Task details:
Copy out every line containing the word "game".

***** Records for this task *****

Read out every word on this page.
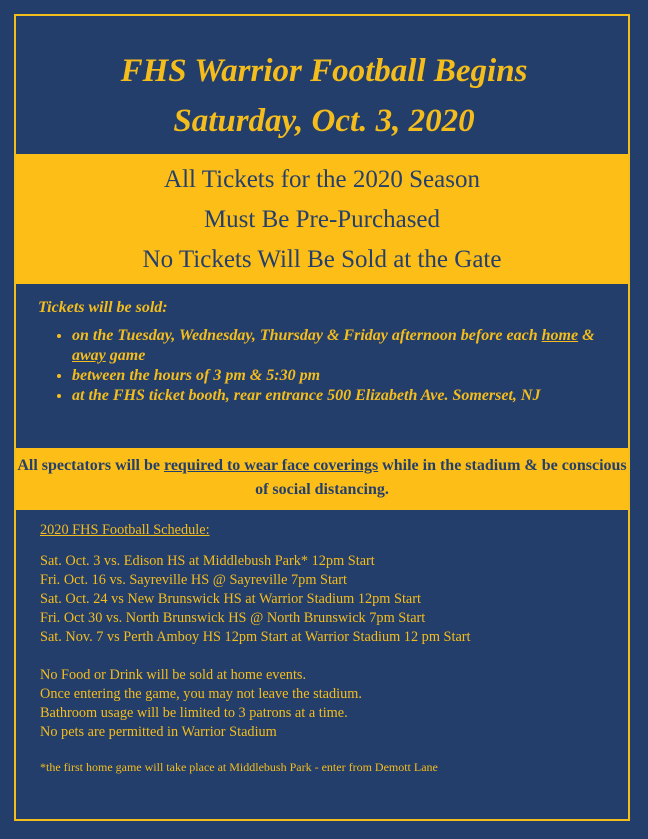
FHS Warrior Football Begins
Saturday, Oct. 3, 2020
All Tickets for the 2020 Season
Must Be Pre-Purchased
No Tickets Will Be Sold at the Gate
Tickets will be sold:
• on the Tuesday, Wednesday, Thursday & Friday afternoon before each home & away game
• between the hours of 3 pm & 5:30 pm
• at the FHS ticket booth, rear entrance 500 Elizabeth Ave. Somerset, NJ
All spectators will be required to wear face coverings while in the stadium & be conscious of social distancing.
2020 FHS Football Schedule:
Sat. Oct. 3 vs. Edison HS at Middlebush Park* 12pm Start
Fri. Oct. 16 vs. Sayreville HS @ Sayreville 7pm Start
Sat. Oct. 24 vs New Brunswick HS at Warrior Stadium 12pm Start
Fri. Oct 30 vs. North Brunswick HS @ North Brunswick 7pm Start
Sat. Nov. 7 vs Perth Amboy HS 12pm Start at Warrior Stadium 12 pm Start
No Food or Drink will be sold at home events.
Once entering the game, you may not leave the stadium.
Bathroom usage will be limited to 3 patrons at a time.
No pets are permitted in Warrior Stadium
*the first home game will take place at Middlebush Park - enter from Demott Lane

*****

Response:
• on the Tuesday, Wednesday, Thursday & Friday afternoon before each home & away game
Once entering the game, you may not leave the stadium.
*the first home game will take place at Middlebush Park - enter from Demott Lane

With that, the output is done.